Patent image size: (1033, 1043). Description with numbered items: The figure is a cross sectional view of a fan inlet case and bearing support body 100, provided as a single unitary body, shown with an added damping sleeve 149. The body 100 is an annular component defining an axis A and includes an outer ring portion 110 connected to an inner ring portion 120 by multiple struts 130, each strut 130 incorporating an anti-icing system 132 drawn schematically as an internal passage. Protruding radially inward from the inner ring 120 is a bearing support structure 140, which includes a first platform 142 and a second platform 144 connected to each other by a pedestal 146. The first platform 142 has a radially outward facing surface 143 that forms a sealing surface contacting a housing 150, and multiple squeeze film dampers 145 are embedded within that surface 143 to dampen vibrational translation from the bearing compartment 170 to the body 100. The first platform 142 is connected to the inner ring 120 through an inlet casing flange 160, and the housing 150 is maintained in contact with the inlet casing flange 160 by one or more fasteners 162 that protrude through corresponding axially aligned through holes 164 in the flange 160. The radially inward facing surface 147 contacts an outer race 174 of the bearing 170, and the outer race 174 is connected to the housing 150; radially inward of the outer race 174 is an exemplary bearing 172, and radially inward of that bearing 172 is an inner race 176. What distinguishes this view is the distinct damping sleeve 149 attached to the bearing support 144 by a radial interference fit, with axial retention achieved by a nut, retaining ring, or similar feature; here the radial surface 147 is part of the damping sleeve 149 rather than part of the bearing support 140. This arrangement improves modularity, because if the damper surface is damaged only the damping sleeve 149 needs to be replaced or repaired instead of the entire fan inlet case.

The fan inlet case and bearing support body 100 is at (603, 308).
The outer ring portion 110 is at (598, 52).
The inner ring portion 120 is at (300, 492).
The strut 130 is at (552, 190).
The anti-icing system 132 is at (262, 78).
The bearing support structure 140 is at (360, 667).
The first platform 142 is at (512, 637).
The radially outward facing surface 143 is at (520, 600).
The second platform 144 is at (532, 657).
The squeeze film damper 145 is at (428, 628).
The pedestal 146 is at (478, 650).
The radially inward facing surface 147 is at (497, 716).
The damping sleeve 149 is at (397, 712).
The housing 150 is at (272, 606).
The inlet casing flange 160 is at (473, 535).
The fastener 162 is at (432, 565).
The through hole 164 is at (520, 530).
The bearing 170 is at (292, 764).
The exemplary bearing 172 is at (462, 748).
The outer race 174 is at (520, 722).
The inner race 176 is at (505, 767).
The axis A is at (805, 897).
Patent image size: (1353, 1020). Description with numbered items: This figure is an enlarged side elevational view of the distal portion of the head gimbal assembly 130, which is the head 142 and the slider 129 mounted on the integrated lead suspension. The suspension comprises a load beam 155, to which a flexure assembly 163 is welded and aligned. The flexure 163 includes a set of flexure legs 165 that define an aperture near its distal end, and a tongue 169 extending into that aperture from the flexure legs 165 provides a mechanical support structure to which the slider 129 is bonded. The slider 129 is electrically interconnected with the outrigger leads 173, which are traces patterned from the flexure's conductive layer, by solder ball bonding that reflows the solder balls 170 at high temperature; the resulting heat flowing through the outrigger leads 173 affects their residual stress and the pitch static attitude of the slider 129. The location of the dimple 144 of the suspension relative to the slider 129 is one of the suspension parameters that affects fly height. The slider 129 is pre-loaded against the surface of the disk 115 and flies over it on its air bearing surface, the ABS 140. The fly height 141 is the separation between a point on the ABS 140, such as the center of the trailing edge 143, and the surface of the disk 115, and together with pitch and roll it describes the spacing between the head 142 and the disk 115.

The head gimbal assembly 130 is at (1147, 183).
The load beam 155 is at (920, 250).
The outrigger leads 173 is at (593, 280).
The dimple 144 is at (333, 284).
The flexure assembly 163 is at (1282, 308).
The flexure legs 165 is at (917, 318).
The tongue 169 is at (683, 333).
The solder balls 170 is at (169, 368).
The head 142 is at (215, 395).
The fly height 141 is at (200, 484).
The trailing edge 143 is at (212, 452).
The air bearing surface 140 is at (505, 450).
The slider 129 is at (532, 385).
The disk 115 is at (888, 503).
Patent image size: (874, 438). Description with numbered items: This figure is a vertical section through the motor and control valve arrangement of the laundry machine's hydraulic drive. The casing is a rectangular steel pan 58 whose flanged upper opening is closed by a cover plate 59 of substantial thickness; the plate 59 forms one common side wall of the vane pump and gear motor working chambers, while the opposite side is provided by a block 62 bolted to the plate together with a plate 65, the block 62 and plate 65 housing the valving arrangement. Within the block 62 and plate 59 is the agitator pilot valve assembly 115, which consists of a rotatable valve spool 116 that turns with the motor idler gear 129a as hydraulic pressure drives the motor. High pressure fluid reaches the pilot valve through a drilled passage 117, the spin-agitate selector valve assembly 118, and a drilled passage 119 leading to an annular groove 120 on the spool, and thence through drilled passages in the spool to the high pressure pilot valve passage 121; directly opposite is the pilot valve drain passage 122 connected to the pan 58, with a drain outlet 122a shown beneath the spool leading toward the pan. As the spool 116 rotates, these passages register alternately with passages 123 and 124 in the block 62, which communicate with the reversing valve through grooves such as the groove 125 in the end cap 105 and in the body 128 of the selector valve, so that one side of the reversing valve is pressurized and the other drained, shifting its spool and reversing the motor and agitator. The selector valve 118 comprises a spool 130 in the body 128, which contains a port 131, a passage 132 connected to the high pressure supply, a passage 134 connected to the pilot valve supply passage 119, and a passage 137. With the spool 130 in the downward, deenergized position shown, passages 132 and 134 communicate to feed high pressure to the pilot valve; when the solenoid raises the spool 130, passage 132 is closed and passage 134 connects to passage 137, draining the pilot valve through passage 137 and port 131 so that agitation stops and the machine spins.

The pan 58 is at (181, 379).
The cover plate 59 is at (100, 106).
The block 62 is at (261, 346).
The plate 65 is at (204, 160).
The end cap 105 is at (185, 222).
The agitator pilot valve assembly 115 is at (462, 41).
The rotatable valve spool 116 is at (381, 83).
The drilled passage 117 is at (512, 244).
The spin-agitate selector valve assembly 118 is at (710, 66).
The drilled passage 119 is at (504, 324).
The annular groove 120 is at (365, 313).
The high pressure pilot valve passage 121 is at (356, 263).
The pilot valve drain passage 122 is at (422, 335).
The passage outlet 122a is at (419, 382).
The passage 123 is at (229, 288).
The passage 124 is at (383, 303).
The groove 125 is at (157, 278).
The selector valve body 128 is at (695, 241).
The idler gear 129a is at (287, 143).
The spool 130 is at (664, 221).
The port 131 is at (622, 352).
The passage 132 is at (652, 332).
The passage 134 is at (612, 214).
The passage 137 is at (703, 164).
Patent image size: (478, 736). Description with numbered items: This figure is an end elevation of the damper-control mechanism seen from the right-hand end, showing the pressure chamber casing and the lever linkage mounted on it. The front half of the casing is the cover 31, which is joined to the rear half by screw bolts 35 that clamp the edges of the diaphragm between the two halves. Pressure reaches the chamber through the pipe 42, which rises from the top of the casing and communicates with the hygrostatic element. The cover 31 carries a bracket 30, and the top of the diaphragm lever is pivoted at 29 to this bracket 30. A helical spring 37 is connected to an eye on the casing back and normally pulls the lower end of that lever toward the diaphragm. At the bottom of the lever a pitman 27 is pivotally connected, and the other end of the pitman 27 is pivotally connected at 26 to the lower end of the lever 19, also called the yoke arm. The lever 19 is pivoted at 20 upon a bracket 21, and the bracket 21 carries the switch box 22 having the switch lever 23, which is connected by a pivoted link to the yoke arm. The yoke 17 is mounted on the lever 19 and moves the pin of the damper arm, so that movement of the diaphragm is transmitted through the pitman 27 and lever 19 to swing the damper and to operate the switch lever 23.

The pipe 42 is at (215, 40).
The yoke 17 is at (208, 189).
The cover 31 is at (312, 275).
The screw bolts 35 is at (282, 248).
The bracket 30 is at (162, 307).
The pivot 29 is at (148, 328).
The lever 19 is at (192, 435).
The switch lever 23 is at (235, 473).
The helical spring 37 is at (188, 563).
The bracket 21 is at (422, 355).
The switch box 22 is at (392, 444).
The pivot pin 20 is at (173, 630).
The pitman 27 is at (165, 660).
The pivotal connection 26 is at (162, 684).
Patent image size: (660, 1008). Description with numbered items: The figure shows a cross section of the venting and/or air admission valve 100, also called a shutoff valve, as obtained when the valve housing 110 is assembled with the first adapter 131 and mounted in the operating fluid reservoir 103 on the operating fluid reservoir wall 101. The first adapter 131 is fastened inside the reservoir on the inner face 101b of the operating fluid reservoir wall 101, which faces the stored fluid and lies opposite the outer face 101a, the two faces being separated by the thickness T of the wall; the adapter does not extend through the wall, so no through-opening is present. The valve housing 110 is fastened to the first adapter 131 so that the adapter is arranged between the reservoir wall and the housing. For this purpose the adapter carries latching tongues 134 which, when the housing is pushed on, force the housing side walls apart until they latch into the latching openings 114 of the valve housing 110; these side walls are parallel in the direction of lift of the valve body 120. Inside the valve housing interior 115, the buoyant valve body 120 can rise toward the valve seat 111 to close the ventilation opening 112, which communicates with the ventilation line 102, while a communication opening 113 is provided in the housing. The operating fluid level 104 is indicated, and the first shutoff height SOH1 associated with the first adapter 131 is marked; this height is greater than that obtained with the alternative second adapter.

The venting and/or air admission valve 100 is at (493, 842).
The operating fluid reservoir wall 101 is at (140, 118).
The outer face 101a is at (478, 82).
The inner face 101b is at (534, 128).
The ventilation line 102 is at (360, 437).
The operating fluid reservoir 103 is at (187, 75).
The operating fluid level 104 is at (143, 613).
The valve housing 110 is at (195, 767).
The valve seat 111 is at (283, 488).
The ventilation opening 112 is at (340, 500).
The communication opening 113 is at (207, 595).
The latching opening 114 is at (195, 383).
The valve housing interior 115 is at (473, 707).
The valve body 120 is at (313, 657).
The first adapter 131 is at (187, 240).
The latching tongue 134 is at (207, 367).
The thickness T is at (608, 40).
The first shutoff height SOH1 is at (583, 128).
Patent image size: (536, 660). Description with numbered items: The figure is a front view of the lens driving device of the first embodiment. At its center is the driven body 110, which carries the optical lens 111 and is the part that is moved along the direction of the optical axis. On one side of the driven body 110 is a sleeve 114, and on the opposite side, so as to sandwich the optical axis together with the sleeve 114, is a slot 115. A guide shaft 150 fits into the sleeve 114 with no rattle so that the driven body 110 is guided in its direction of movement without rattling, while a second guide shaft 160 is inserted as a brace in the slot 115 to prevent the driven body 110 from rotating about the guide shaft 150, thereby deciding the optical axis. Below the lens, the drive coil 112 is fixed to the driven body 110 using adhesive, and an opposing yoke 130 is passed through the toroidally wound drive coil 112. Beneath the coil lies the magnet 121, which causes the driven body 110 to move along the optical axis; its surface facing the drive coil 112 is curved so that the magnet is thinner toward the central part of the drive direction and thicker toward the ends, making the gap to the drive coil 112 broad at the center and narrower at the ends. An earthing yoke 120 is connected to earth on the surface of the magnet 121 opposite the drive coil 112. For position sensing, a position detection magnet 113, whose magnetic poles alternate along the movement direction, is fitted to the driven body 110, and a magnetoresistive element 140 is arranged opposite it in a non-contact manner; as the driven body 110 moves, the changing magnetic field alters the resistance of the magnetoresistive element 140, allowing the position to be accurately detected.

■ ■ ■ ■ ■ ■ ■

[Your task] Arrange the stretch of the listing from the line containing "Patent image size: (478, 736)." through the line containing "The pivotal connection 26 is at (162, 684)." as a JSON list of strings, with one string per line and blank lines omitted.

[Solution to this exercise]
[
  "Patent image size: (478, 736). Description with numbered items: This figure is an end elevation of the damper-control mechanism seen from the right-hand end, showing the pressure chamber casing and the lever linkage mounted on it. The front half of the casing is the cover 31, which is joined to the rear half by screw bolts 35 that clamp the edges of the diaphragm between the two halves. Pressure reaches the chamber through the pipe 42, which rises from the top of the casing and communicates with the hygrostatic element. The cover 31 carries a bracket 30, and the top of the diaphragm lever is pivoted at 29 to this bracket 30. A helical spring 37 is connected to an eye on the casing back and normally pulls the lower end of that lever toward the diaphragm. At the bottom of the lever a pitman 27 is pivotally connected, and the other end of the pitman 27 is pivotally connected at 26 to the lower end of the lever 19, also called the yoke arm. The lever 19 is pivoted at 20 upon a bracket 21, and the bracket 21 carries the switch box 22 having the switch lever 23, which is connected by a pivoted link to the yoke arm. The yoke 17 is mounted on the lever 19 and moves the pin of the damper arm, so that movement of the diaphragm is transmitted through the pitman 27 and lever 19 to swing the damper and to operate the switch lever 23.",
  "The pipe 42 is at (215, 40).",
  "The yoke 17 is at (208, 189).",
  "The cover 31 is at (312, 275).",
  "The screw bolts 35 is at (282, 248).",
  "The bracket 30 is at (162, 307).",
  "The pivot 29 is at (148, 328).",
  "The lever 19 is at (192, 435).",
  "The switch lever 23 is at (235, 473).",
  "The helical spring 37 is at (188, 563).",
  "The bracket 21 is at (422, 355).",
  "The switch box 22 is at (392, 444).",
  "The pivot pin 20 is at (173, 630).",
  "The pitman 27 is at (165, 660).",
  "The pivotal connection 26 is at (162, 684)."
]